[What to produce] Output each line exactly as it appears, skipping any embedded picture.

>> begin Data rows

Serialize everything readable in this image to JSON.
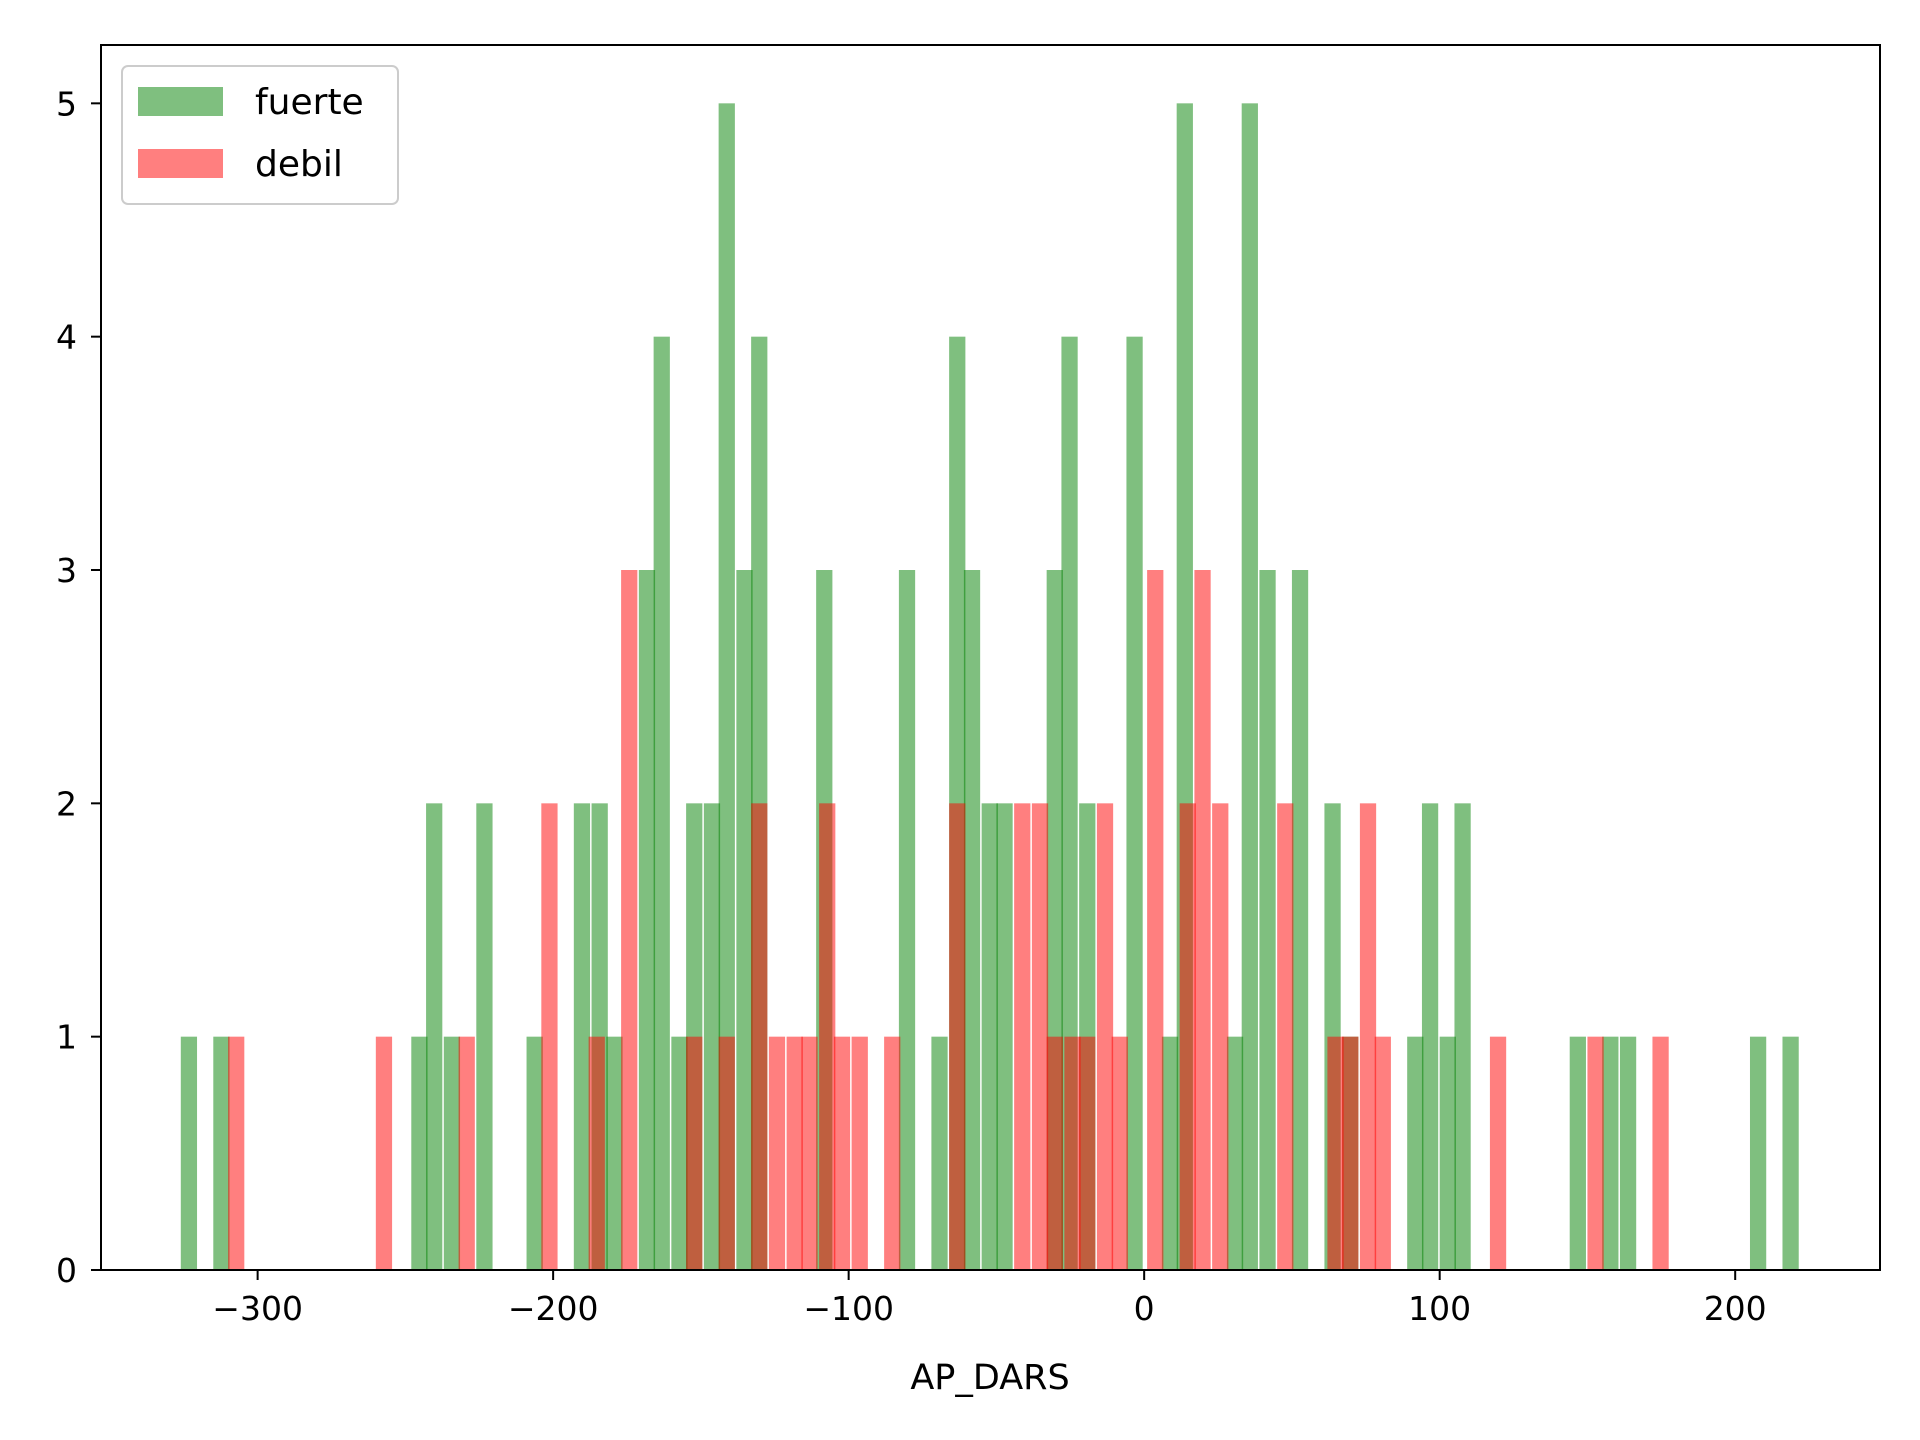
{
  "chart_data": {
    "type": "bar",
    "title": "",
    "xlabel": "AP_DARS",
    "ylabel": "",
    "xlim": [
      -353,
      249
    ],
    "ylim": [
      0,
      5.25
    ],
    "xticks": [
      -300,
      -200,
      -100,
      0,
      100,
      200
    ],
    "xtick_labels": [
      "−300",
      "−200",
      "−100",
      "0",
      "100",
      "200"
    ],
    "yticks": [
      0,
      1,
      2,
      3,
      4,
      5
    ],
    "ytick_labels": [
      "0",
      "1",
      "2",
      "3",
      "4",
      "5"
    ],
    "bin_width": 5.5,
    "grid": false,
    "legend": "upper-left",
    "series": [
      {
        "name": "fuerte",
        "color": "#008000",
        "alpha": 0.5,
        "bins": [
          {
            "x": -326,
            "count": 1
          },
          {
            "x": -315,
            "count": 1
          },
          {
            "x": -248,
            "count": 1
          },
          {
            "x": -243,
            "count": 2
          },
          {
            "x": -237,
            "count": 1
          },
          {
            "x": -226,
            "count": 2
          },
          {
            "x": -209,
            "count": 1
          },
          {
            "x": -193,
            "count": 2
          },
          {
            "x": -187,
            "count": 2
          },
          {
            "x": -182,
            "count": 1
          },
          {
            "x": -171,
            "count": 3
          },
          {
            "x": -166,
            "count": 4
          },
          {
            "x": -160,
            "count": 1
          },
          {
            "x": -155,
            "count": 2
          },
          {
            "x": -149,
            "count": 2
          },
          {
            "x": -144,
            "count": 5
          },
          {
            "x": -138,
            "count": 3
          },
          {
            "x": -133,
            "count": 4
          },
          {
            "x": -111,
            "count": 3
          },
          {
            "x": -83,
            "count": 3
          },
          {
            "x": -72,
            "count": 1
          },
          {
            "x": -66,
            "count": 4
          },
          {
            "x": -61,
            "count": 3
          },
          {
            "x": -55,
            "count": 2
          },
          {
            "x": -50,
            "count": 2
          },
          {
            "x": -33,
            "count": 3
          },
          {
            "x": -28,
            "count": 4
          },
          {
            "x": -22,
            "count": 2
          },
          {
            "x": -6,
            "count": 4
          },
          {
            "x": 6,
            "count": 1
          },
          {
            "x": 11,
            "count": 5
          },
          {
            "x": 28,
            "count": 1
          },
          {
            "x": 33,
            "count": 5
          },
          {
            "x": 39,
            "count": 3
          },
          {
            "x": 50,
            "count": 3
          },
          {
            "x": 61,
            "count": 2
          },
          {
            "x": 67,
            "count": 1
          },
          {
            "x": 89,
            "count": 1
          },
          {
            "x": 94,
            "count": 2
          },
          {
            "x": 100,
            "count": 1
          },
          {
            "x": 105,
            "count": 2
          },
          {
            "x": 144,
            "count": 1
          },
          {
            "x": 155,
            "count": 1
          },
          {
            "x": 161,
            "count": 1
          },
          {
            "x": 205,
            "count": 1
          },
          {
            "x": 216,
            "count": 1
          }
        ]
      },
      {
        "name": "debil",
        "color": "#ff0000",
        "alpha": 0.5,
        "bins": [
          {
            "x": -310,
            "count": 1
          },
          {
            "x": -260,
            "count": 1
          },
          {
            "x": -232,
            "count": 1
          },
          {
            "x": -204,
            "count": 2
          },
          {
            "x": -188,
            "count": 1
          },
          {
            "x": -177,
            "count": 3
          },
          {
            "x": -155,
            "count": 1
          },
          {
            "x": -144,
            "count": 1
          },
          {
            "x": -133,
            "count": 2
          },
          {
            "x": -127,
            "count": 1
          },
          {
            "x": -121,
            "count": 1
          },
          {
            "x": -116,
            "count": 1
          },
          {
            "x": -110,
            "count": 2
          },
          {
            "x": -105,
            "count": 1
          },
          {
            "x": -99,
            "count": 1
          },
          {
            "x": -88,
            "count": 1
          },
          {
            "x": -66,
            "count": 2
          },
          {
            "x": -44,
            "count": 2
          },
          {
            "x": -38,
            "count": 2
          },
          {
            "x": -33,
            "count": 1
          },
          {
            "x": -27,
            "count": 1
          },
          {
            "x": -22,
            "count": 1
          },
          {
            "x": -16,
            "count": 2
          },
          {
            "x": -11,
            "count": 1
          },
          {
            "x": 1,
            "count": 3
          },
          {
            "x": 12,
            "count": 2
          },
          {
            "x": 17,
            "count": 3
          },
          {
            "x": 23,
            "count": 2
          },
          {
            "x": 45,
            "count": 2
          },
          {
            "x": 62,
            "count": 1
          },
          {
            "x": 67,
            "count": 1
          },
          {
            "x": 73,
            "count": 2
          },
          {
            "x": 78,
            "count": 1
          },
          {
            "x": 117,
            "count": 1
          },
          {
            "x": 150,
            "count": 1
          },
          {
            "x": 172,
            "count": 1
          }
        ]
      }
    ]
  }
}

>> end Data rows

[Response to this task]
Serialize everything readable in this image to JSON.
{
  "chart_data": {
    "type": "bar",
    "title": "",
    "xlabel": "AP_DARS",
    "ylabel": "",
    "xlim": [
      -353,
      249
    ],
    "ylim": [
      0,
      5.25
    ],
    "xticks": [
      -300,
      -200,
      -100,
      0,
      100,
      200
    ],
    "xtick_labels": [
      "−300",
      "−200",
      "−100",
      "0",
      "100",
      "200"
    ],
    "yticks": [
      0,
      1,
      2,
      3,
      4,
      5
    ],
    "ytick_labels": [
      "0",
      "1",
      "2",
      "3",
      "4",
      "5"
    ],
    "bin_width": 5.5,
    "grid": false,
    "legend": "upper-left",
    "series": [
      {
        "name": "fuerte",
        "color": "#008000",
        "alpha": 0.5,
        "bins": [
          {
            "x": -326,
            "count": 1
          },
          {
            "x": -315,
            "count": 1
          },
          {
            "x": -248,
            "count": 1
          },
          {
            "x": -243,
            "count": 2
          },
          {
            "x": -237,
            "count": 1
          },
          {
            "x": -226,
            "count": 2
          },
          {
            "x": -209,
            "count": 1
          },
          {
            "x": -193,
            "count": 2
          },
          {
            "x": -187,
            "count": 2
          },
          {
            "x": -182,
            "count": 1
          },
          {
            "x": -171,
            "count": 3
          },
          {
            "x": -166,
            "count": 4
          },
          {
            "x": -160,
            "count": 1
          },
          {
            "x": -155,
            "count": 2
          },
          {
            "x": -149,
            "count": 2
          },
          {
            "x": -144,
            "count": 5
          },
          {
            "x": -138,
            "count": 3
          },
          {
            "x": -133,
            "count": 4
          },
          {
            "x": -111,
            "count": 3
          },
          {
            "x": -83,
            "count": 3
          },
          {
            "x": -72,
            "count": 1
          },
          {
            "x": -66,
            "count": 4
          },
          {
            "x": -61,
            "count": 3
          },
          {
            "x": -55,
            "count": 2
          },
          {
            "x": -50,
            "count": 2
          },
          {
            "x": -33,
            "count": 3
          },
          {
            "x": -28,
            "count": 4
          },
          {
            "x": -22,
            "count": 2
          },
          {
            "x": -6,
            "count": 4
          },
          {
            "x": 6,
            "count": 1
          },
          {
            "x": 11,
            "count": 5
          },
          {
            "x": 28,
            "count": 1
          },
          {
            "x": 33,
            "count": 5
          },
          {
            "x": 39,
            "count": 3
          },
          {
            "x": 50,
            "count": 3
          },
          {
            "x": 61,
            "count": 2
          },
          {
            "x": 67,
            "count": 1
          },
          {
            "x": 89,
            "count": 1
          },
          {
            "x": 94,
            "count": 2
          },
          {
            "x": 100,
            "count": 1
          },
          {
            "x": 105,
            "count": 2
          },
          {
            "x": 144,
            "count": 1
          },
          {
            "x": 155,
            "count": 1
          },
          {
            "x": 161,
            "count": 1
          },
          {
            "x": 205,
            "count": 1
          },
          {
            "x": 216,
            "count": 1
          }
        ]
      },
      {
        "name": "debil",
        "color": "#ff0000",
        "alpha": 0.5,
        "bins": [
          {
            "x": -310,
            "count": 1
          },
          {
            "x": -260,
            "count": 1
          },
          {
            "x": -232,
            "count": 1
          },
          {
            "x": -204,
            "count": 2
          },
          {
            "x": -188,
            "count": 1
          },
          {
            "x": -177,
            "count": 3
          },
          {
            "x": -155,
            "count": 1
          },
          {
            "x": -144,
            "count": 1
          },
          {
            "x": -133,
            "count": 2
          },
          {
            "x": -127,
            "count": 1
          },
          {
            "x": -121,
            "count": 1
          },
          {
            "x": -116,
            "count": 1
          },
          {
            "x": -110,
            "count": 2
          },
          {
            "x": -105,
            "count": 1
          },
          {
            "x": -99,
            "count": 1
          },
          {
            "x": -88,
            "count": 1
          },
          {
            "x": -66,
            "count": 2
          },
          {
            "x": -44,
            "count": 2
          },
          {
            "x": -38,
            "count": 2
          },
          {
            "x": -33,
            "count": 1
          },
          {
            "x": -27,
            "count": 1
          },
          {
            "x": -22,
            "count": 1
          },
          {
            "x": -16,
            "count": 2
          },
          {
            "x": -11,
            "count": 1
          },
          {
            "x": 1,
            "count": 3
          },
          {
            "x": 12,
            "count": 2
          },
          {
            "x": 17,
            "count": 3
          },
          {
            "x": 23,
            "count": 2
          },
          {
            "x": 45,
            "count": 2
          },
          {
            "x": 62,
            "count": 1
          },
          {
            "x": 67,
            "count": 1
          },
          {
            "x": 73,
            "count": 2
          },
          {
            "x": 78,
            "count": 1
          },
          {
            "x": 117,
            "count": 1
          },
          {
            "x": 150,
            "count": 1
          },
          {
            "x": 172,
            "count": 1
          }
        ]
      }
    ]
  }
}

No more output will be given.